----- Input rows -----

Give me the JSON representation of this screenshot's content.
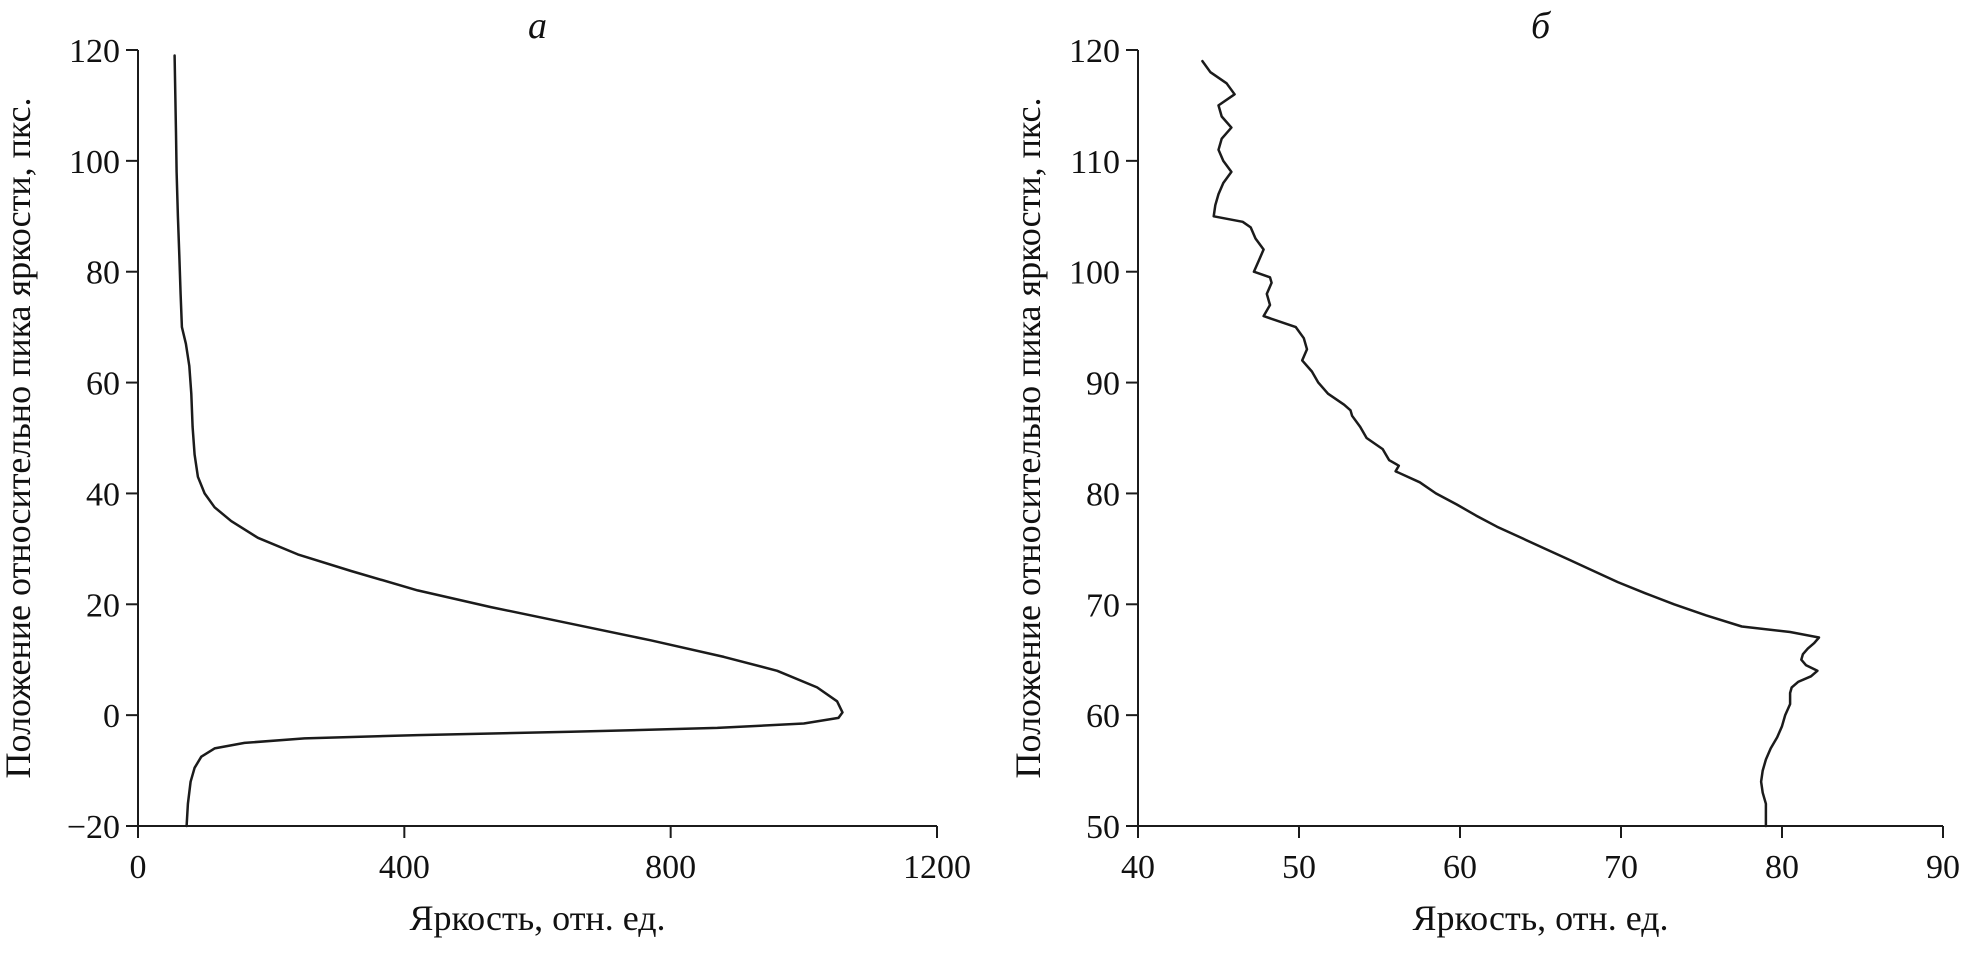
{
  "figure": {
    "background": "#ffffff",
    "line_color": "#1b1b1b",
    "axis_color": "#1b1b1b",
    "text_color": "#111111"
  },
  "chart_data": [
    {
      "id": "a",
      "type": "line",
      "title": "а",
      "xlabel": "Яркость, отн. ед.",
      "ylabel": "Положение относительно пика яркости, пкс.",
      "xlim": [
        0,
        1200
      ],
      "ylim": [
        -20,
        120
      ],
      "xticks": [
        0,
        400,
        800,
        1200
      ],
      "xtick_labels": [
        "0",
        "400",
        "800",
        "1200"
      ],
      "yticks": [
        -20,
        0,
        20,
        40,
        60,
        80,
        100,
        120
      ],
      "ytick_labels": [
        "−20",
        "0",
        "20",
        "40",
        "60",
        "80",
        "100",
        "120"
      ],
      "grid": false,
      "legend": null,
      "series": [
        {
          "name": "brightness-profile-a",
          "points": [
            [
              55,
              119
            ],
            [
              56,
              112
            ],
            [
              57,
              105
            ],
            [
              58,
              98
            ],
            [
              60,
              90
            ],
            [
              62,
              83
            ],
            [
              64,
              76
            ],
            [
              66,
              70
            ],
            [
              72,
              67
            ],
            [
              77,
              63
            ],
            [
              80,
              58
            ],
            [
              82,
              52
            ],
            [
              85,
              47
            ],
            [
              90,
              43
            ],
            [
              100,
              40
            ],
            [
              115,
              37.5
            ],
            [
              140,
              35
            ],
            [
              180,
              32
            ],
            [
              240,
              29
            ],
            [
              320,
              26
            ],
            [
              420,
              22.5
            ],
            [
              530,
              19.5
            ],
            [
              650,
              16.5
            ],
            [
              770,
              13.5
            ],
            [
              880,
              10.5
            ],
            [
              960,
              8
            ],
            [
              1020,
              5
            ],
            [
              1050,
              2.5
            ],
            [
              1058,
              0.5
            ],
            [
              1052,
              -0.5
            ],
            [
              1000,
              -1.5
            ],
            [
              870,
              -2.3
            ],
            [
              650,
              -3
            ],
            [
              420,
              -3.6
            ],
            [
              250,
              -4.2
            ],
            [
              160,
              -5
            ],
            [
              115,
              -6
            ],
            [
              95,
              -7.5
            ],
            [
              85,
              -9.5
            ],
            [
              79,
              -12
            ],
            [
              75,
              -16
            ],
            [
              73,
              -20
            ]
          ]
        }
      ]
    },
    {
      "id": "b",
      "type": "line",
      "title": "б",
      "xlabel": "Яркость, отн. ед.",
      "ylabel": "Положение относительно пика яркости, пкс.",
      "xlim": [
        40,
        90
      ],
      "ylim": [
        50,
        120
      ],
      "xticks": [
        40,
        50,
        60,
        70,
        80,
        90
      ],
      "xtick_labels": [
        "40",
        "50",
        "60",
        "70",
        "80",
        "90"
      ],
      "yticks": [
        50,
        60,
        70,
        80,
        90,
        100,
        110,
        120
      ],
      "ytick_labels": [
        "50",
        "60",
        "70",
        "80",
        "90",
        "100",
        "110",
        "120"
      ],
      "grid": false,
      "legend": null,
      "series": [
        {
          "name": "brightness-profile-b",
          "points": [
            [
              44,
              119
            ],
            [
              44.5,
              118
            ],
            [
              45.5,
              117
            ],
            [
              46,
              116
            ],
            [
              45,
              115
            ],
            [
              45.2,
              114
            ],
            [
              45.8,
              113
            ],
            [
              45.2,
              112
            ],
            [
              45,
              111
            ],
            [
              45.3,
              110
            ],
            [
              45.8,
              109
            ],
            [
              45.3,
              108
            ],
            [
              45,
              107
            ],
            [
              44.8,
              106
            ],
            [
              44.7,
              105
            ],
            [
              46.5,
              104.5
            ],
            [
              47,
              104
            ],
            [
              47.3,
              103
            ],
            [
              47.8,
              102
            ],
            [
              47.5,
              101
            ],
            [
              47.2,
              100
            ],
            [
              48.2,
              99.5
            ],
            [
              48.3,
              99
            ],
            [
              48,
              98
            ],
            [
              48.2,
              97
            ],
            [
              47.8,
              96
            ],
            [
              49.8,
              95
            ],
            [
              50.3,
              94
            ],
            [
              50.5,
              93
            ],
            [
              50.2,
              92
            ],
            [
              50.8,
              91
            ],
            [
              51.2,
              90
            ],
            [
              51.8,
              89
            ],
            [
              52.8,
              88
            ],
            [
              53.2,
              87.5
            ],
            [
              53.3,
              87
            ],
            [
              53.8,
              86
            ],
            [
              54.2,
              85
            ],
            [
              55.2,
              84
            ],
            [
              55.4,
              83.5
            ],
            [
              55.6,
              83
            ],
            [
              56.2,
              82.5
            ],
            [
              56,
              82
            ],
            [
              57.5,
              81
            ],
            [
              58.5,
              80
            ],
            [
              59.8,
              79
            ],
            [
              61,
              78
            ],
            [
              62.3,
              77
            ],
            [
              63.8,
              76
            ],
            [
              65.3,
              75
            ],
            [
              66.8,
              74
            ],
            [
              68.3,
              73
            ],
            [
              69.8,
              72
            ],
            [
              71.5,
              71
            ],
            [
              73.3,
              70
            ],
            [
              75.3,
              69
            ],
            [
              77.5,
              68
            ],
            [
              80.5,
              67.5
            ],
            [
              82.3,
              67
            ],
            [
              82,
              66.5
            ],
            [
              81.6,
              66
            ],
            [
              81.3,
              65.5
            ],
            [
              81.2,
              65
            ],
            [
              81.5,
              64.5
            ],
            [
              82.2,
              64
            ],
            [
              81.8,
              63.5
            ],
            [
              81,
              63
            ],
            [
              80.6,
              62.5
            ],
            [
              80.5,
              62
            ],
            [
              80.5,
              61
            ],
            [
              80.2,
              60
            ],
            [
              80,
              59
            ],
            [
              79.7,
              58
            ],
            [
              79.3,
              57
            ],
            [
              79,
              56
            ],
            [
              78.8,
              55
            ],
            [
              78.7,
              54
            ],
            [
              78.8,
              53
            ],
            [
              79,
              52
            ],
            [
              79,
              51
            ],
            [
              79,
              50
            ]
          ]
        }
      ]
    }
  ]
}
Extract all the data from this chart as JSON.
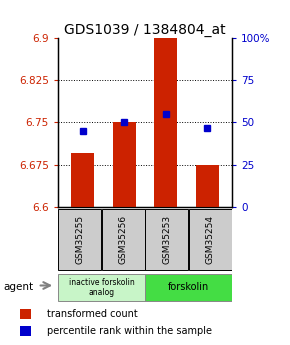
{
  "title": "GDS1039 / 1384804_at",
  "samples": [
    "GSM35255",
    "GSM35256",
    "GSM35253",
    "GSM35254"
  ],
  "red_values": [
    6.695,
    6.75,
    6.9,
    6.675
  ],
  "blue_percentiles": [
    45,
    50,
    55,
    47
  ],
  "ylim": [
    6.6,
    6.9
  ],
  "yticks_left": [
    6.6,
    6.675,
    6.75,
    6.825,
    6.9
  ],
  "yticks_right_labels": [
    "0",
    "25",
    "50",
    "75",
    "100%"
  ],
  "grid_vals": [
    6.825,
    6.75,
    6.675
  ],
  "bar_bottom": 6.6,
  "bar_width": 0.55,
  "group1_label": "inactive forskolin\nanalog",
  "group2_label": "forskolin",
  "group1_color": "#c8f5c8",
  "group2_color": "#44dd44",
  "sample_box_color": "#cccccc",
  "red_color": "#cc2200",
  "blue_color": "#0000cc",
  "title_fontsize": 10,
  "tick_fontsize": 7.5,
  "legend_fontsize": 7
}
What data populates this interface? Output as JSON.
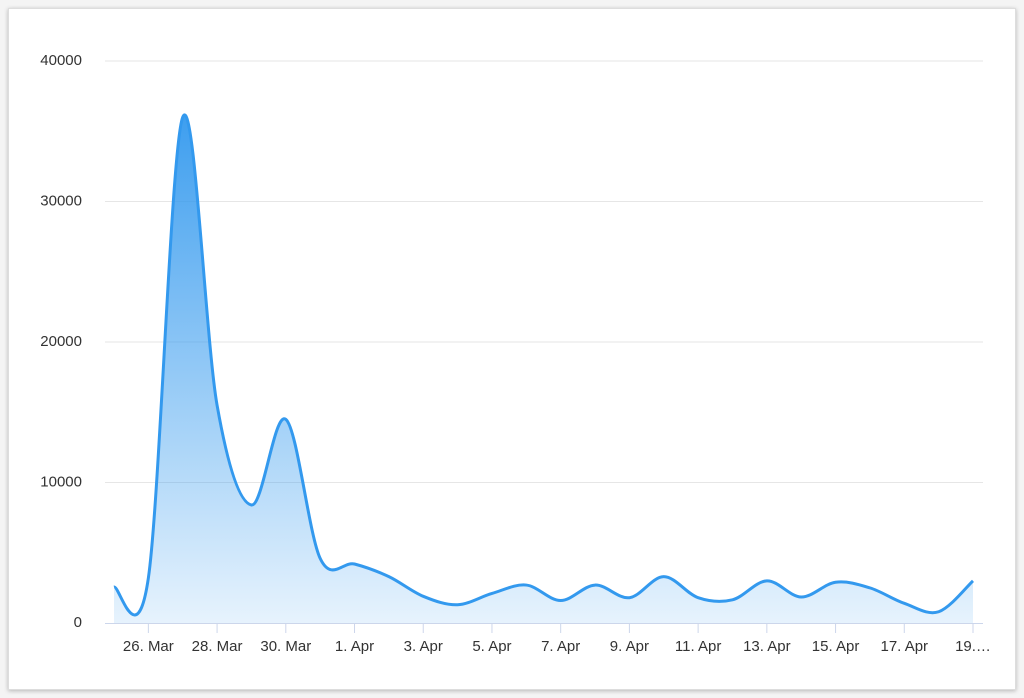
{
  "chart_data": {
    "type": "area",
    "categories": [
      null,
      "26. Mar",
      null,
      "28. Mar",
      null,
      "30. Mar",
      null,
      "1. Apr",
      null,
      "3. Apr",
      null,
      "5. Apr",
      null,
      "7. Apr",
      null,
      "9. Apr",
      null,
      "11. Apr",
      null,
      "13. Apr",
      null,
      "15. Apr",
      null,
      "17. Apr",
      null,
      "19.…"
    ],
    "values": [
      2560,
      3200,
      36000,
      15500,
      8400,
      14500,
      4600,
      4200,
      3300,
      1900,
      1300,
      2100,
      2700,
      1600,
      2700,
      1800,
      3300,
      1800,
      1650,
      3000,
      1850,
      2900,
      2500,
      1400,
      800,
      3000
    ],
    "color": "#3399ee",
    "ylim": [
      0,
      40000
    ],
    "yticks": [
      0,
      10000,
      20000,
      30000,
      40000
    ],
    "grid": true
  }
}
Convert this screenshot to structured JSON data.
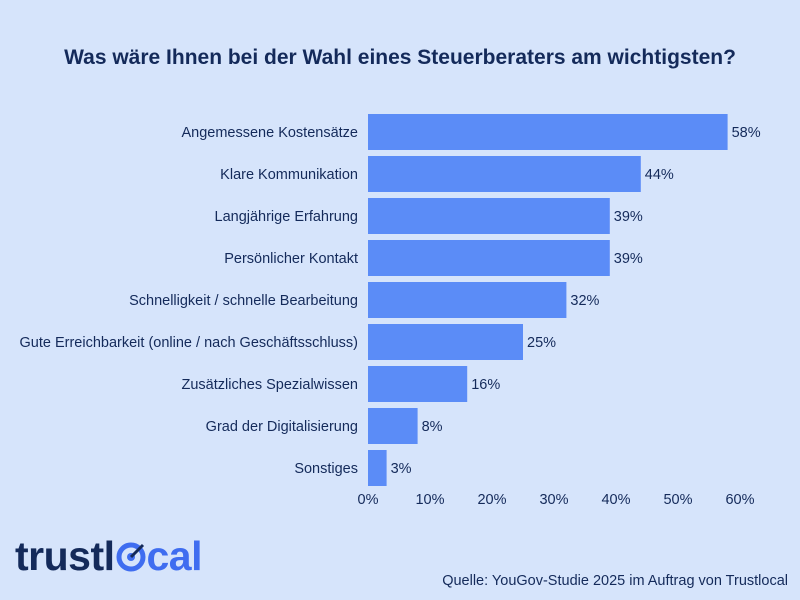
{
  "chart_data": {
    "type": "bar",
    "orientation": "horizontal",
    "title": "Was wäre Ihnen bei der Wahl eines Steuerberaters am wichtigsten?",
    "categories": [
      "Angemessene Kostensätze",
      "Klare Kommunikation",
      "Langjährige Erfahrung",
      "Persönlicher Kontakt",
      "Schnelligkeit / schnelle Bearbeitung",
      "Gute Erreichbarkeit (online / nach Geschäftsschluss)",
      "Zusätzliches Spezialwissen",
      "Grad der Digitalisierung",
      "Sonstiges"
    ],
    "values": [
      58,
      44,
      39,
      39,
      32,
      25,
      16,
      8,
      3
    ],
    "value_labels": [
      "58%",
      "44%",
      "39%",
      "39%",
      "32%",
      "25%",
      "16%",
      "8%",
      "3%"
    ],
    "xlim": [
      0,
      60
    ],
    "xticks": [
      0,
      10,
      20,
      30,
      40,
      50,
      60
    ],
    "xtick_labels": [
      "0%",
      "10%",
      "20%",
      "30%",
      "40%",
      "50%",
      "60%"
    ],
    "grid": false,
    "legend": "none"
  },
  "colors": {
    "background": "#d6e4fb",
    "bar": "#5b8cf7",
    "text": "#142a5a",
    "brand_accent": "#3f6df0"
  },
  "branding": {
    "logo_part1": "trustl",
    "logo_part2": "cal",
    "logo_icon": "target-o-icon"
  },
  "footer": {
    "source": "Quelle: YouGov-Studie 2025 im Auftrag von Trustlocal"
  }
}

-----

▸ Written request
Everything from the line containing "Convert this screenshot" to the last line of the listing above must be reproduced exactly, with no pictures included.

▸ Exercise output
Convert this screenshot to structured JSON data.
{
  "chart_data": {
    "type": "bar",
    "orientation": "horizontal",
    "title": "Was wäre Ihnen bei der Wahl eines Steuerberaters am wichtigsten?",
    "categories": [
      "Angemessene Kostensätze",
      "Klare Kommunikation",
      "Langjährige Erfahrung",
      "Persönlicher Kontakt",
      "Schnelligkeit / schnelle Bearbeitung",
      "Gute Erreichbarkeit (online / nach Geschäftsschluss)",
      "Zusätzliches Spezialwissen",
      "Grad der Digitalisierung",
      "Sonstiges"
    ],
    "values": [
      58,
      44,
      39,
      39,
      32,
      25,
      16,
      8,
      3
    ],
    "value_labels": [
      "58%",
      "44%",
      "39%",
      "39%",
      "32%",
      "25%",
      "16%",
      "8%",
      "3%"
    ],
    "xlim": [
      0,
      60
    ],
    "xticks": [
      0,
      10,
      20,
      30,
      40,
      50,
      60
    ],
    "xtick_labels": [
      "0%",
      "10%",
      "20%",
      "30%",
      "40%",
      "50%",
      "60%"
    ],
    "grid": false,
    "legend": "none"
  },
  "colors": {
    "background": "#d6e4fb",
    "bar": "#5b8cf7",
    "text": "#142a5a",
    "brand_accent": "#3f6df0"
  },
  "branding": {
    "logo_part1": "trustl",
    "logo_part2": "cal",
    "logo_icon": "target-o-icon"
  },
  "footer": {
    "source": "Quelle: YouGov-Studie 2025 im Auftrag von Trustlocal"
  }
}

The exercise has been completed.